(ACTIVITY) Check the lines of the listing below for the word "important", and state only how many have it.
(DATA TO USE begins)
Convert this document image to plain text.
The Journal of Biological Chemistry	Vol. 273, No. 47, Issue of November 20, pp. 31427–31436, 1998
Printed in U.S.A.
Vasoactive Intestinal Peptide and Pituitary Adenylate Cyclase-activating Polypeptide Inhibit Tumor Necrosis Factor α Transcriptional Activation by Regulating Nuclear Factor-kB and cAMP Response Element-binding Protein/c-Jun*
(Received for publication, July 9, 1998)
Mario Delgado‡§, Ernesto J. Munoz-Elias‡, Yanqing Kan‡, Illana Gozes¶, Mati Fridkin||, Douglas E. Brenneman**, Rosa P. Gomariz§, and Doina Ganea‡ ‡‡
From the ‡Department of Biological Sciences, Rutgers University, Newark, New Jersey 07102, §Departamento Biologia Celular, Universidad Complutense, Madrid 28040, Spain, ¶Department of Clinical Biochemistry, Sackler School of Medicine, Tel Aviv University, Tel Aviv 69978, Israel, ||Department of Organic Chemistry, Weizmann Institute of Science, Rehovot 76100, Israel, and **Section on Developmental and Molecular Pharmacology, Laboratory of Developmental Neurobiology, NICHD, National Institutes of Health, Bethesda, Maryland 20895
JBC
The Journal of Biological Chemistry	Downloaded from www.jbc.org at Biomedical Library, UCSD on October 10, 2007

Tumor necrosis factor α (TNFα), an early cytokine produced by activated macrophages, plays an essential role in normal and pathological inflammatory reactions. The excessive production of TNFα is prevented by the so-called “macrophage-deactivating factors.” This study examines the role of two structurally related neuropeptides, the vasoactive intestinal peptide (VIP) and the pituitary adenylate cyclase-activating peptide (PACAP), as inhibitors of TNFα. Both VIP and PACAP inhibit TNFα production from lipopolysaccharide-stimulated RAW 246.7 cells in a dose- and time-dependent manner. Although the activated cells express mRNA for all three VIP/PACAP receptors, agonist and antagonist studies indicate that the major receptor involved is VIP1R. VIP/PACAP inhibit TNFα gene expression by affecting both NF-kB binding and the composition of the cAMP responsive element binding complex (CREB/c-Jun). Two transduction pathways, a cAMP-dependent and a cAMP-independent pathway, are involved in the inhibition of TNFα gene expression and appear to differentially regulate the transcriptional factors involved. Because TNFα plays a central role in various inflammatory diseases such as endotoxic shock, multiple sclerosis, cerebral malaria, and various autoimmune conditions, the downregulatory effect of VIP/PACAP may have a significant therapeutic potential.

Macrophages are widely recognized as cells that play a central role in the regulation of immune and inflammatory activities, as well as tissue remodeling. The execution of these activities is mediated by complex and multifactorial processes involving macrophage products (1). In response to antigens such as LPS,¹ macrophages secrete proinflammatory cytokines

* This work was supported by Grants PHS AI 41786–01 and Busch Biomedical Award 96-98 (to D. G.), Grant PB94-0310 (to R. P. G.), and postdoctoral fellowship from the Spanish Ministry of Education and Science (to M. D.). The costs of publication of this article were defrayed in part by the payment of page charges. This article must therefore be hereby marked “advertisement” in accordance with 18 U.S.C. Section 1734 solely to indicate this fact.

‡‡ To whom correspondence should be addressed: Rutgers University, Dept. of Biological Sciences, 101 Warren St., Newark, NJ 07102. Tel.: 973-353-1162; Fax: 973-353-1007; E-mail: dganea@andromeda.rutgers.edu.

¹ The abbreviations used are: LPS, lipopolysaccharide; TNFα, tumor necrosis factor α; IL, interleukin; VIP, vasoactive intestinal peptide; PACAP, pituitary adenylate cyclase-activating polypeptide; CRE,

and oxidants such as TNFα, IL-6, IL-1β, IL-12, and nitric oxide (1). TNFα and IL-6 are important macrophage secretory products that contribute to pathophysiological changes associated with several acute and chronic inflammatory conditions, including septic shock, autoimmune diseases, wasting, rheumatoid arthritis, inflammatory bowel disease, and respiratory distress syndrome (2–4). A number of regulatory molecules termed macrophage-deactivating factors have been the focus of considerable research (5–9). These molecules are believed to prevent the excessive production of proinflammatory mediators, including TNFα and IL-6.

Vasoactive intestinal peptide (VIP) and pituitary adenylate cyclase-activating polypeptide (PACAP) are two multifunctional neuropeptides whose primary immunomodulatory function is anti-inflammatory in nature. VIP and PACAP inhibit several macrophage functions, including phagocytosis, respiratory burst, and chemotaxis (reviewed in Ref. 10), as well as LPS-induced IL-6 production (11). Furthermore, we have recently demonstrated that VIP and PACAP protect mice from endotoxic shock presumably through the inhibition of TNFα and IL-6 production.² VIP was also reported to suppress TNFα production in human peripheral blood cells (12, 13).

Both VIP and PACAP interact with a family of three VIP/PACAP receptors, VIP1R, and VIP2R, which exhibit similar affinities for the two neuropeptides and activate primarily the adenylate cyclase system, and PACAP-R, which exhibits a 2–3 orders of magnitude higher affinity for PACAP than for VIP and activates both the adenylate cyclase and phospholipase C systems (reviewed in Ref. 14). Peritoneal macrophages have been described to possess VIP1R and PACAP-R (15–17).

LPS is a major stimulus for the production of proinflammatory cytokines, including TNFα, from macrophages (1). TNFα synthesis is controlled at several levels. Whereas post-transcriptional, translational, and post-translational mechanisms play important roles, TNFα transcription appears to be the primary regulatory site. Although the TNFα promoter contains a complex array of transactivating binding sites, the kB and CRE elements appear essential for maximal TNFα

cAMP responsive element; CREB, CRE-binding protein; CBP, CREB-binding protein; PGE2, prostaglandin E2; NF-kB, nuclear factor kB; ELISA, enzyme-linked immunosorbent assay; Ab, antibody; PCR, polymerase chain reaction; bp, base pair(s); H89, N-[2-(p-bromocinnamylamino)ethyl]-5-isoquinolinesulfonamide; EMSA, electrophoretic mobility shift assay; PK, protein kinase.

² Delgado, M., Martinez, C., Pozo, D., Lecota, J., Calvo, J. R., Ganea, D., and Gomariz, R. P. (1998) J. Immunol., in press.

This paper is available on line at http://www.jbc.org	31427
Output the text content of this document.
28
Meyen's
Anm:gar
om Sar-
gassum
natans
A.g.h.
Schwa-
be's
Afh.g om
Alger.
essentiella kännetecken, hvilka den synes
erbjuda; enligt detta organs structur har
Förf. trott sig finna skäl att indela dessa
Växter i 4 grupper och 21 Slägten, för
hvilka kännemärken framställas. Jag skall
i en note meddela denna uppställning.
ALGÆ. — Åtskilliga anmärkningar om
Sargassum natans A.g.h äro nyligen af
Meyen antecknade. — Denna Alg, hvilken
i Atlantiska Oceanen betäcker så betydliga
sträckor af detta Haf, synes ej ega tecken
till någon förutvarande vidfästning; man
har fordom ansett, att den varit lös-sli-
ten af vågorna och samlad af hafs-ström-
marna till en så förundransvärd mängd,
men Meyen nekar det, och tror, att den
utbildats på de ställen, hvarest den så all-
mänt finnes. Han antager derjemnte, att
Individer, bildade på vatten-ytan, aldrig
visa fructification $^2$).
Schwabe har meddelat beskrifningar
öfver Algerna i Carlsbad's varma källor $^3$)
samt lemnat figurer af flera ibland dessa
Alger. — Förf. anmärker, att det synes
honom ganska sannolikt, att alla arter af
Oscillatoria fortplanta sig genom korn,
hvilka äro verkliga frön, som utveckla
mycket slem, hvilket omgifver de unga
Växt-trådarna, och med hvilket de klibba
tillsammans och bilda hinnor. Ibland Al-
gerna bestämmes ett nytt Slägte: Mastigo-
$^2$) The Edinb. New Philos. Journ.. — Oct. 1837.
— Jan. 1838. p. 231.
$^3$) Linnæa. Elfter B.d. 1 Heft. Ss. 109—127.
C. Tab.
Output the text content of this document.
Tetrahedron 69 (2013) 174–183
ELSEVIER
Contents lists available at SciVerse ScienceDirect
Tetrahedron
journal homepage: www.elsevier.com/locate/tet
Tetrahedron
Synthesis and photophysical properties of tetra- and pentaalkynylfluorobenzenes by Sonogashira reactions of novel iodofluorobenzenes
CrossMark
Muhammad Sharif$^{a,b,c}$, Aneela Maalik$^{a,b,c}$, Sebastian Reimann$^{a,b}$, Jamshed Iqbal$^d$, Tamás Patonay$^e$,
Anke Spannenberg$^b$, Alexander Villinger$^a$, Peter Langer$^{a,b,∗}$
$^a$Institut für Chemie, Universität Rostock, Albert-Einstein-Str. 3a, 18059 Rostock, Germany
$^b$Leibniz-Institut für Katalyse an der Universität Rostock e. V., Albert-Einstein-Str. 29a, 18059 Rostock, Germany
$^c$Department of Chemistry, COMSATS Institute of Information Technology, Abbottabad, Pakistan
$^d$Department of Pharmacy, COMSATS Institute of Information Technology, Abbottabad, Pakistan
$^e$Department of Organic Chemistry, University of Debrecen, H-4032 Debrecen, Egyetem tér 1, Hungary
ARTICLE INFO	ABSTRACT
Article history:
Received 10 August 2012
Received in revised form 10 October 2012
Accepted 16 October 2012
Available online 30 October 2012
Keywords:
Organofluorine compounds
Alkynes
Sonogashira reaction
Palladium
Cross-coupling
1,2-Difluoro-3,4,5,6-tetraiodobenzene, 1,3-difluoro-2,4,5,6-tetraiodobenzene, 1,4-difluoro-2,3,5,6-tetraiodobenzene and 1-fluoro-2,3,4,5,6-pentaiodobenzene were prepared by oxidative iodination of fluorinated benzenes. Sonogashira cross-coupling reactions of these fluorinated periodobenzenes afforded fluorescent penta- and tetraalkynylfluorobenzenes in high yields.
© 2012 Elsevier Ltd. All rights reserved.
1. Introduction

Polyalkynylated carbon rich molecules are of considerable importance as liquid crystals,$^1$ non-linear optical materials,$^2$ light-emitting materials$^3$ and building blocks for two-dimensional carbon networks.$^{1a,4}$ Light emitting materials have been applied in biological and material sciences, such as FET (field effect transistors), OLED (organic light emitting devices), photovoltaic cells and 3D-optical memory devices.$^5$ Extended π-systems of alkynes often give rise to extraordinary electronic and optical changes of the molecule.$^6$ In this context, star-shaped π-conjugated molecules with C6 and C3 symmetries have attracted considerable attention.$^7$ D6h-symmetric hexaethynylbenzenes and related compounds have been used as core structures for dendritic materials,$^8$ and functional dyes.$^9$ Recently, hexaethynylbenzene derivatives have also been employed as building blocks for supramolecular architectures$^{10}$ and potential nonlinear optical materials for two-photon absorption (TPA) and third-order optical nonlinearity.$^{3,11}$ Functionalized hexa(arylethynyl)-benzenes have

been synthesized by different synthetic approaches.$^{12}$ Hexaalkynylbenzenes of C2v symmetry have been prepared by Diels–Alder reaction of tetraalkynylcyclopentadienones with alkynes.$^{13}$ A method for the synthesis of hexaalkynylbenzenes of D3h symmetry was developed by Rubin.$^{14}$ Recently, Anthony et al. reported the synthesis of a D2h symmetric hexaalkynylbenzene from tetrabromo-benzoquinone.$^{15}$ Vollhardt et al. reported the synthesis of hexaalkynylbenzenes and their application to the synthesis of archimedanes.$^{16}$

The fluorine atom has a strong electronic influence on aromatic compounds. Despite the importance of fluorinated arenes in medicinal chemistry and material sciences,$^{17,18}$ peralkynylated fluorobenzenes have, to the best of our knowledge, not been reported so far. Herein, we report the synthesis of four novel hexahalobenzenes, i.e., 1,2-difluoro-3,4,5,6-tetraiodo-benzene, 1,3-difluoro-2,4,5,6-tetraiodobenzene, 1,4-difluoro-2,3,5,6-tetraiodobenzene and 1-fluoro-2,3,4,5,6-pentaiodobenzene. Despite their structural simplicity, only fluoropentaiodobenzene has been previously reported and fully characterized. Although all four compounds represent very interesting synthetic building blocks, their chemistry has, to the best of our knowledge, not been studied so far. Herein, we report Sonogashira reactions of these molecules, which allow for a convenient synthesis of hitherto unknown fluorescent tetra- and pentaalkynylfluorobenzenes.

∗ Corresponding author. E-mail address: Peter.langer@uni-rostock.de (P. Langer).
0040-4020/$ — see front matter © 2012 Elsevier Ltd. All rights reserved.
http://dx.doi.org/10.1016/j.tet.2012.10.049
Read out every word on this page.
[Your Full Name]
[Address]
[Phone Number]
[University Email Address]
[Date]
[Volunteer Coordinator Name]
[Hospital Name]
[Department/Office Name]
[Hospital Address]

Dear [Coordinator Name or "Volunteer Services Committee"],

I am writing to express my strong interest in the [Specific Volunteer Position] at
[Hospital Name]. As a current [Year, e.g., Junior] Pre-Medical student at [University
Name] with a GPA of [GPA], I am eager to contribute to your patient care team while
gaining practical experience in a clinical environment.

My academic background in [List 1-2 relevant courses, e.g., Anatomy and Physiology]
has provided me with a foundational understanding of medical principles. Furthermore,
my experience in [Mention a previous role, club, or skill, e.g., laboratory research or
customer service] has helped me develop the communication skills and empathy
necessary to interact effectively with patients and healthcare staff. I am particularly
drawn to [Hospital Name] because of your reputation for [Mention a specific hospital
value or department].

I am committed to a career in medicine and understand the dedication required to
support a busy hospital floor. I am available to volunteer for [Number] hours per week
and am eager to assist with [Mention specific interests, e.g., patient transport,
(DATA TO USE ends)
(WRITTEN SOLUTION) 2